Dataset entries

►

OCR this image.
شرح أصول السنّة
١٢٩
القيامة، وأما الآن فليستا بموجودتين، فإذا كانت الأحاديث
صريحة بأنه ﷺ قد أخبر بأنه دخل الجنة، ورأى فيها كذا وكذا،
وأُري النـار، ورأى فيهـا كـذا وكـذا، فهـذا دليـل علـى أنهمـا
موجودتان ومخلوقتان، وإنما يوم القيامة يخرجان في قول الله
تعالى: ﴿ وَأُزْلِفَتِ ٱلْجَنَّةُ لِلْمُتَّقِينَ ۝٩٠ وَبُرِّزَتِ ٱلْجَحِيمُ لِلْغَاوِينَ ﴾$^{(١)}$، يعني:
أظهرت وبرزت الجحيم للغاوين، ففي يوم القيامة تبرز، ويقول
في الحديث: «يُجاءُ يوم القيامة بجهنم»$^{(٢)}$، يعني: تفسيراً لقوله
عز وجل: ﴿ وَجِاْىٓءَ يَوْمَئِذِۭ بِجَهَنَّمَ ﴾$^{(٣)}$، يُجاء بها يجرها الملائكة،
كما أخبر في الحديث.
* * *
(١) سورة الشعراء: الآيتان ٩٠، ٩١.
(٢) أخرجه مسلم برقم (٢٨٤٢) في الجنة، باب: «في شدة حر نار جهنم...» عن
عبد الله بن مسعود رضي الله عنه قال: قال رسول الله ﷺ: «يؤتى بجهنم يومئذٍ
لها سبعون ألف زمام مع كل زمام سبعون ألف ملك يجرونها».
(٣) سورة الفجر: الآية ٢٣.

◄

● **Problem requirements**: Your task is to transcribe the material exactly.

● **Problem solution**:
OCR this image.
شرح أصول السنّة
١٢٩
القيامة، وأما الآن فليستا بموجودتين، فإذا كانت الأحاديث
صريحة بأنه ﷺ قد أخبر بأنه دخل الجنة، ورأى فيها كذا وكذا،
وأُري النـار، ورأى فيهـا كـذا وكـذا، فهـذا دليـل علـى أنهمـا
موجودتان ومخلوقتان، وإنما يوم القيامة يخرجان في قول الله
تعالى: ﴿ وَأُزْلِفَتِ ٱلْجَنَّةُ لِلْمُتَّقِينَ ۝٩٠ وَبُرِّزَتِ ٱلْجَحِيمُ لِلْغَاوِينَ ﴾$^{(١)}$، يعني:
أظهرت وبرزت الجحيم للغاوين، ففي يوم القيامة تبرز، ويقول
في الحديث: «يُجاءُ يوم القيامة بجهنم»$^{(٢)}$، يعني: تفسيراً لقوله
عز وجل: ﴿ وَجِاْىٓءَ يَوْمَئِذِۭ بِجَهَنَّمَ ﴾$^{(٣)}$، يُجاء بها يجرها الملائكة،
كما أخبر في الحديث.
* * *
(١) سورة الشعراء: الآيتان ٩٠، ٩١.
(٢) أخرجه مسلم برقم (٢٨٤٢) في الجنة، باب: «في شدة حر نار جهنم...» عن
عبد الله بن مسعود رضي الله عنه قال: قال رسول الله ﷺ: «يؤتى بجهنم يومئذٍ
لها سبعون ألف زمام مع كل زمام سبعون ألف ملك يجرونها».
(٣) سورة الفجر: الآية ٢٣.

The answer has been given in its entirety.